Write out the entries below once more, exactly, with the pictures left out.

-- Begin Stored records --

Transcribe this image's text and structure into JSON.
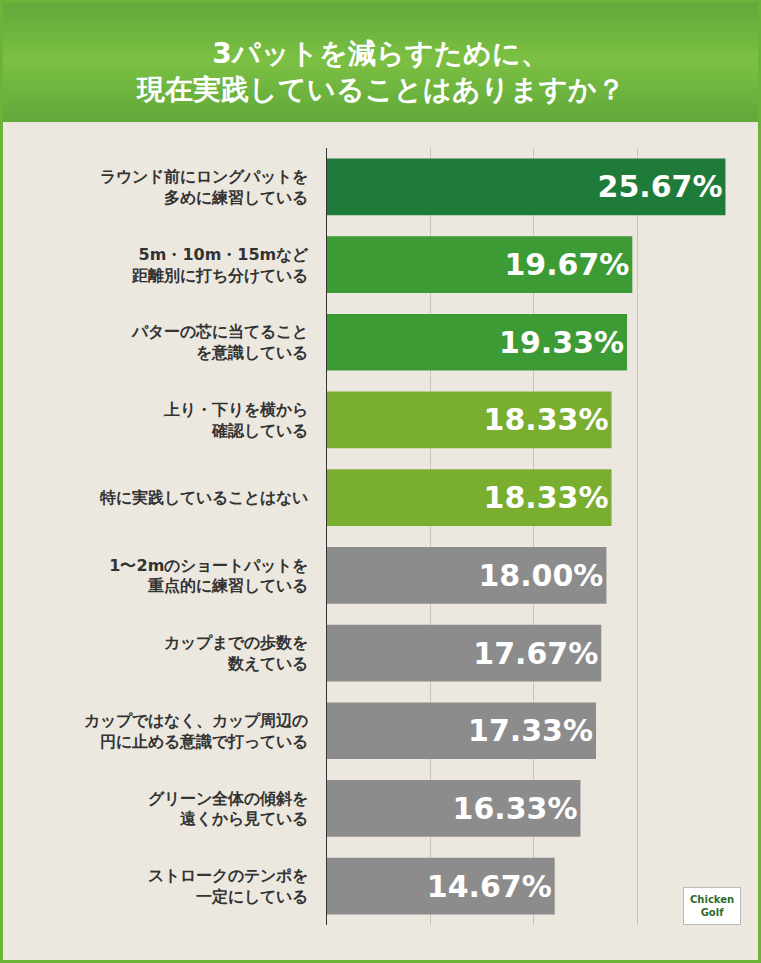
{
  "chart_data": {
    "type": "bar",
    "title": "3パットを減らすために、\n現在実践していることはありますか？",
    "orientation": "horizontal",
    "categories": [
      "ラウンド前にロングパットを\n多めに練習している",
      "5m・10m・15mなど\n距離別に打ち分けている",
      "パターの芯に当てること\nを意識している",
      "上り・下りを横から\n確認している",
      "特に実践していることはない",
      "1〜2mのショートパットを\n重点的に練習している",
      "カップまでの歩数を\n数えている",
      "カップではなく、カップ周辺の\n円に止める意識で打っている",
      "グリーン全体の傾斜を\n遠くから見ている",
      "ストロークのテンポを\n一定にしている"
    ],
    "values": [
      25.67,
      19.67,
      19.33,
      18.33,
      18.33,
      18.0,
      17.67,
      17.33,
      16.33,
      14.67
    ],
    "value_labels": [
      "25.67%",
      "19.67%",
      "19.33%",
      "18.33%",
      "18.33%",
      "18.00%",
      "17.67%",
      "17.33%",
      "16.33%",
      "14.67%"
    ],
    "colors": [
      "#1e7b3a",
      "#3d9b35",
      "#3d9b35",
      "#7aae2f",
      "#7aae2f",
      "#8c8c8c",
      "#8c8c8c",
      "#8c8c8c",
      "#8c8c8c",
      "#8c8c8c"
    ],
    "xlim": [
      0,
      26.67
    ],
    "xticks": [
      0,
      6.67,
      13.33,
      20,
      26.67
    ],
    "grid": true,
    "data_labels": true,
    "tick_labels": "y",
    "annotations": [
      "Chicken\nGolf"
    ]
  }
}
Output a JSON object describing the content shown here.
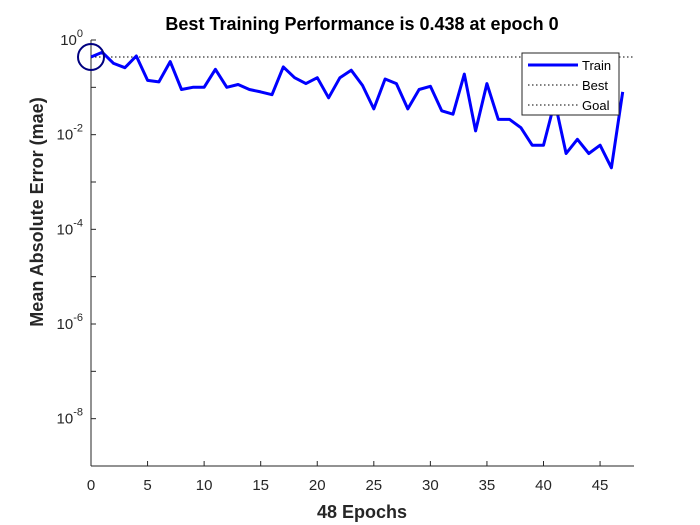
{
  "chart_data": {
    "type": "line",
    "title": "Best Training Performance is 0.438 at epoch 0",
    "xlabel": "48 Epochs",
    "ylabel": "Mean Absolute Error  (mae)",
    "yscale": "log",
    "xlim": [
      0,
      48
    ],
    "ylim": [
      1e-09,
      1
    ],
    "x_ticks": [
      0,
      5,
      10,
      15,
      20,
      25,
      30,
      35,
      40,
      45
    ],
    "y_ticks": [
      {
        "value": 1,
        "base": "10",
        "exp": "0"
      },
      {
        "value": 0.01,
        "base": "10",
        "exp": "-2"
      },
      {
        "value": 0.0001,
        "base": "10",
        "exp": "-4"
      },
      {
        "value": 1e-06,
        "base": "10",
        "exp": "-6"
      },
      {
        "value": 1e-08,
        "base": "10",
        "exp": "-8"
      }
    ],
    "grid": false,
    "legend_position": "top-right",
    "series": [
      {
        "name": "Train",
        "color": "#0000ff",
        "style": "solid",
        "x": [
          0,
          1,
          2,
          3,
          4,
          5,
          6,
          7,
          8,
          9,
          10,
          11,
          12,
          13,
          14,
          15,
          16,
          17,
          18,
          19,
          20,
          21,
          22,
          23,
          24,
          25,
          26,
          27,
          28,
          29,
          30,
          31,
          32,
          33,
          34,
          35,
          36,
          37,
          38,
          39,
          40,
          41,
          42,
          43,
          44,
          45,
          46,
          47
        ],
        "y": [
          0.438,
          0.55,
          0.32,
          0.26,
          0.46,
          0.14,
          0.13,
          0.35,
          0.09,
          0.1,
          0.1,
          0.24,
          0.1,
          0.115,
          0.09,
          0.08,
          0.07,
          0.27,
          0.16,
          0.12,
          0.16,
          0.06,
          0.16,
          0.23,
          0.11,
          0.035,
          0.15,
          0.12,
          0.035,
          0.09,
          0.105,
          0.032,
          0.027,
          0.19,
          0.012,
          0.12,
          0.021,
          0.021,
          0.014,
          0.006,
          0.006,
          0.05,
          0.004,
          0.008,
          0.004,
          0.006,
          0.002,
          0.08
        ]
      },
      {
        "name": "Best",
        "color": "#000000",
        "style": "dotted",
        "value": 0.438
      },
      {
        "name": "Goal",
        "color": "#000000",
        "style": "dotted",
        "value": 0
      }
    ],
    "best_marker": {
      "x": 0,
      "y": 0.438,
      "color": "#000080"
    }
  }
}
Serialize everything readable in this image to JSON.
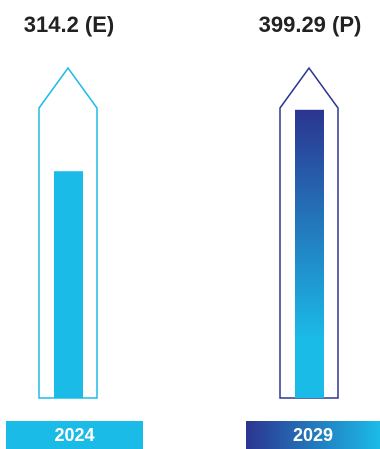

-- End Stored records --

Written answer:
Transcribe this image's text and structure into JSON.
{
  "chart_data": {
    "type": "bar",
    "title": "3パットを減らすために、\n現在実践していることはありますか？",
    "orientation": "horizontal",
    "categories": [
      "ラウンド前にロングパットを\n多めに練習している",
      "5m・10m・15mなど\n距離別に打ち分けている",
      "パターの芯に当てること\nを意識している",
      "上り・下りを横から\n確認している",
      "特に実践していることはない",
      "1〜2mのショートパットを\n重点的に練習している",
      "カップまでの歩数を\n数えている",
      "カップではなく、カップ周辺の\n円に止める意識で打っている",
      "グリーン全体の傾斜を\n遠くから見ている",
      "ストロークのテンポを\n一定にしている"
    ],
    "values": [
      25.67,
      19.67,
      19.33,
      18.33,
      18.33,
      18.0,
      17.67,
      17.33,
      16.33,
      14.67
    ],
    "value_labels": [
      "25.67%",
      "19.67%",
      "19.33%",
      "18.33%",
      "18.33%",
      "18.00%",
      "17.67%",
      "17.33%",
      "16.33%",
      "14.67%"
    ],
    "colors": [
      "#1e7b3a",
      "#3d9b35",
      "#3d9b35",
      "#7aae2f",
      "#7aae2f",
      "#8c8c8c",
      "#8c8c8c",
      "#8c8c8c",
      "#8c8c8c",
      "#8c8c8c"
    ],
    "xlim": [
      0,
      26.67
    ],
    "xticks": [
      0,
      6.67,
      13.33,
      20,
      26.67
    ],
    "grid": true,
    "data_labels": true,
    "tick_labels": "y",
    "annotations": [
      "Chicken\nGolf"
    ]
  }
}
Output a JSON object describing the content shown here.
{
  "chart_data": {
    "type": "line",
    "title": "Best Training Performance is 0.438 at epoch 0",
    "xlabel": "48 Epochs",
    "ylabel": "Mean Absolute Error  (mae)",
    "yscale": "log",
    "xlim": [
      0,
      48
    ],
    "ylim": [
      1e-09,
      1
    ],
    "x_ticks": [
      0,
      5,
      10,
      15,
      20,
      25,
      30,
      35,
      40,
      45
    ],
    "y_ticks": [
      {
        "value": 1,
        "base": "10",
        "exp": "0"
      },
      {
        "value": 0.01,
        "base": "10",
        "exp": "-2"
      },
      {
        "value": 0.0001,
        "base": "10",
        "exp": "-4"
      },
      {
        "value": 1e-06,
        "base": "10",
        "exp": "-6"
      },
      {
        "value": 1e-08,
        "base": "10",
        "exp": "-8"
      }
    ],
    "grid": false,
    "legend_position": "top-right",
    "series": [
      {
        "name": "Train",
        "color": "#0000ff",
        "style": "solid",
        "x": [
          0,
          1,
          2,
          3,
          4,
          5,
          6,
          7,
          8,
          9,
          10,
          11,
          12,
          13,
          14,
          15,
          16,
          17,
          18,
          19,
          20,
          21,
          22,
          23,
          24,
          25,
          26,
          27,
          28,
          29,
          30,
          31,
          32,
          33,
          34,
          35,
          36,
          37,
          38,
          39,
          40,
          41,
          42,
          43,
          44,
          45,
          46,
          47
        ],
        "y": [
          0.438,
          0.55,
          0.32,
          0.26,
          0.46,
          0.14,
          0.13,
          0.35,
          0.09,
          0.1,
          0.1,
          0.24,
          0.1,
          0.115,
          0.09,
          0.08,
          0.07,
          0.27,
          0.16,
          0.12,
          0.16,
          0.06,
          0.16,
          0.23,
          0.11,
          0.035,
          0.15,
          0.12,
          0.035,
          0.09,
          0.105,
          0.032,
          0.027,
          0.19,
          0.012,
          0.12,
          0.021,
          0.021,
          0.014,
          0.006,
          0.006,
          0.05,
          0.004,
          0.008,
          0.004,
          0.006,
          0.002,
          0.08
        ]
      },
      {
        "name": "Best",
        "color": "#000000",
        "style": "dotted",
        "value": 0.438
      },
      {
        "name": "Goal",
        "color": "#000000",
        "style": "dotted",
        "value": 0
      }
    ],
    "best_marker": {
      "x": 0,
      "y": 0.438,
      "color": "#000080"
    }
  }
}
Serialize everything readable in this image to JSON.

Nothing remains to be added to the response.